• **MATERIAL SHOWN**
------------------------
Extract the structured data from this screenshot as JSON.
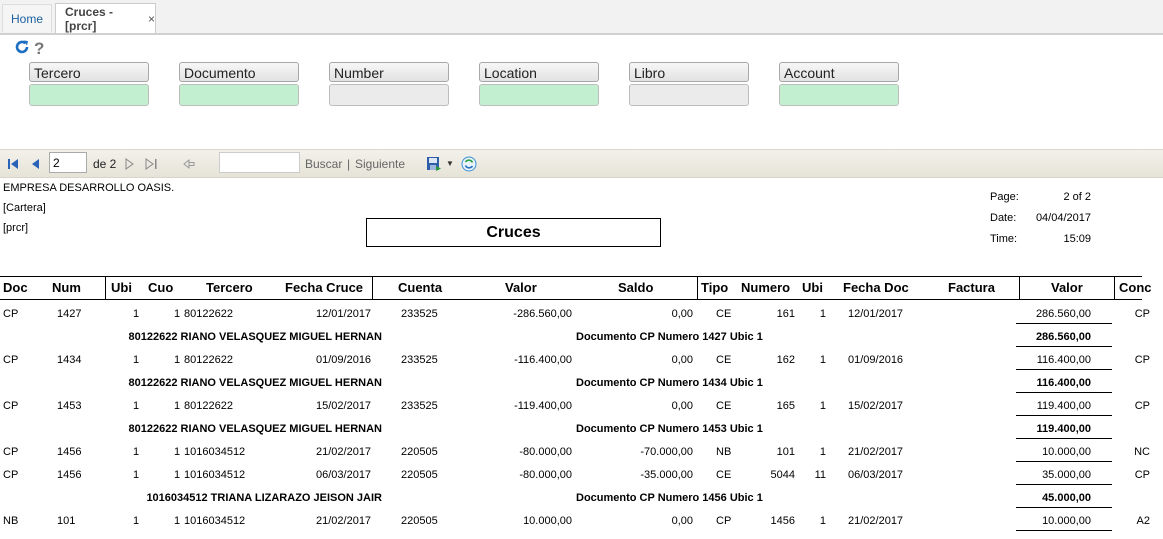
{
  "tabs": {
    "home": "Home",
    "active": "Cruces -[prcr]",
    "close": "×"
  },
  "toolbar_top": {
    "refresh_icon": "refresh-icon",
    "help_icon": "help-icon"
  },
  "fields": [
    {
      "label": "Tercero",
      "state": "green"
    },
    {
      "label": "Documento",
      "state": "green"
    },
    {
      "label": "Number",
      "state": "gray"
    },
    {
      "label": "Location",
      "state": "green"
    },
    {
      "label": "Libro",
      "state": "gray"
    },
    {
      "label": "Account",
      "state": "green"
    }
  ],
  "pager": {
    "page_value": "2",
    "of_label": "de 2",
    "buscar": "Buscar",
    "separator": "|",
    "siguiente": "Siguiente"
  },
  "report": {
    "company": "EMPRESA DESARROLLO OASIS.",
    "module": "[Cartera]",
    "code": "[prcr]",
    "title": "Cruces",
    "page_label": "Page:",
    "page_value": "2 of 2",
    "date_label": "Date:",
    "date_value": "04/04/2017",
    "time_label": "Time:",
    "time_value": "15:09",
    "columns": [
      "Doc",
      "Num",
      "Ubi",
      "Cuo",
      "Tercero",
      "Fecha Cruce",
      "Cuenta",
      "Valor",
      "Saldo",
      "Tipo",
      "Numero",
      "Ubi",
      "Fecha Doc",
      "Factura",
      "Valor",
      "Conc"
    ],
    "rows": [
      {
        "type": "data",
        "doc": "CP",
        "num": "1427",
        "ubi": "1",
        "cuo": "1",
        "tercero": "80122622",
        "fecha": "12/01/2017",
        "cuenta": "233525",
        "valor": "-286.560,00",
        "saldo": "0,00",
        "tipo": "CE",
        "numero": "161",
        "ubi2": "1",
        "fechadoc": "12/01/2017",
        "factura": "",
        "valor2": "286.560,00",
        "conc": "CP"
      },
      {
        "type": "sub",
        "name": "80122622 RIANO VELASQUEZ MIGUEL HERNAN",
        "docinfo": "Documento CP  Numero 1427 Ubic 1",
        "total": "286.560,00"
      },
      {
        "type": "data",
        "doc": "CP",
        "num": "1434",
        "ubi": "1",
        "cuo": "1",
        "tercero": "80122622",
        "fecha": "01/09/2016",
        "cuenta": "233525",
        "valor": "-116.400,00",
        "saldo": "0,00",
        "tipo": "CE",
        "numero": "162",
        "ubi2": "1",
        "fechadoc": "01/09/2016",
        "factura": "",
        "valor2": "116.400,00",
        "conc": "CP"
      },
      {
        "type": "sub",
        "name": "80122622 RIANO VELASQUEZ MIGUEL HERNAN",
        "docinfo": "Documento CP  Numero 1434 Ubic 1",
        "total": "116.400,00"
      },
      {
        "type": "data",
        "doc": "CP",
        "num": "1453",
        "ubi": "1",
        "cuo": "1",
        "tercero": "80122622",
        "fecha": "15/02/2017",
        "cuenta": "233525",
        "valor": "-119.400,00",
        "saldo": "0,00",
        "tipo": "CE",
        "numero": "165",
        "ubi2": "1",
        "fechadoc": "15/02/2017",
        "factura": "",
        "valor2": "119.400,00",
        "conc": "CP"
      },
      {
        "type": "sub",
        "name": "80122622 RIANO VELASQUEZ MIGUEL HERNAN",
        "docinfo": "Documento CP  Numero 1453 Ubic 1",
        "total": "119.400,00"
      },
      {
        "type": "data",
        "doc": "CP",
        "num": "1456",
        "ubi": "1",
        "cuo": "1",
        "tercero": "1016034512",
        "fecha": "21/02/2017",
        "cuenta": "220505",
        "valor": "-80.000,00",
        "saldo": "-70.000,00",
        "tipo": "NB",
        "numero": "101",
        "ubi2": "1",
        "fechadoc": "21/02/2017",
        "factura": "",
        "valor2": "10.000,00",
        "conc": "NC"
      },
      {
        "type": "data",
        "doc": "CP",
        "num": "1456",
        "ubi": "1",
        "cuo": "1",
        "tercero": "1016034512",
        "fecha": "06/03/2017",
        "cuenta": "220505",
        "valor": "-80.000,00",
        "saldo": "-35.000,00",
        "tipo": "CE",
        "numero": "5044",
        "ubi2": "11",
        "fechadoc": "06/03/2017",
        "factura": "",
        "valor2": "35.000,00",
        "conc": "CP"
      },
      {
        "type": "sub",
        "name": "1016034512 TRIANA LIZARAZO JEISON JAIR",
        "docinfo": "Documento CP  Numero 1456 Ubic 1",
        "total": "45.000,00"
      },
      {
        "type": "data",
        "doc": "NB",
        "num": "101",
        "ubi": "1",
        "cuo": "1",
        "tercero": "1016034512",
        "fecha": "21/02/2017",
        "cuenta": "220505",
        "valor": "10.000,00",
        "saldo": "0,00",
        "tipo": "CP",
        "numero": "1456",
        "ubi2": "1",
        "fechadoc": "21/02/2017",
        "factura": "",
        "valor2": "10.000,00",
        "conc": "A2"
      }
    ]
  }
}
------------------------
• **DIRECTIONS FOR THIS TASK**
Make a copy of each line that contains the string "Documento".

• **REPLY**
      "label": "Documento",
        "docinfo": "Documento CP  Numero 1427 Ubic 1",
        "docinfo": "Documento CP  Numero 1434 Ubic 1",
        "docinfo": "Documento CP  Numero 1453 Ubic 1",
        "docinfo": "Documento CP  Numero 1456 Ubic 1",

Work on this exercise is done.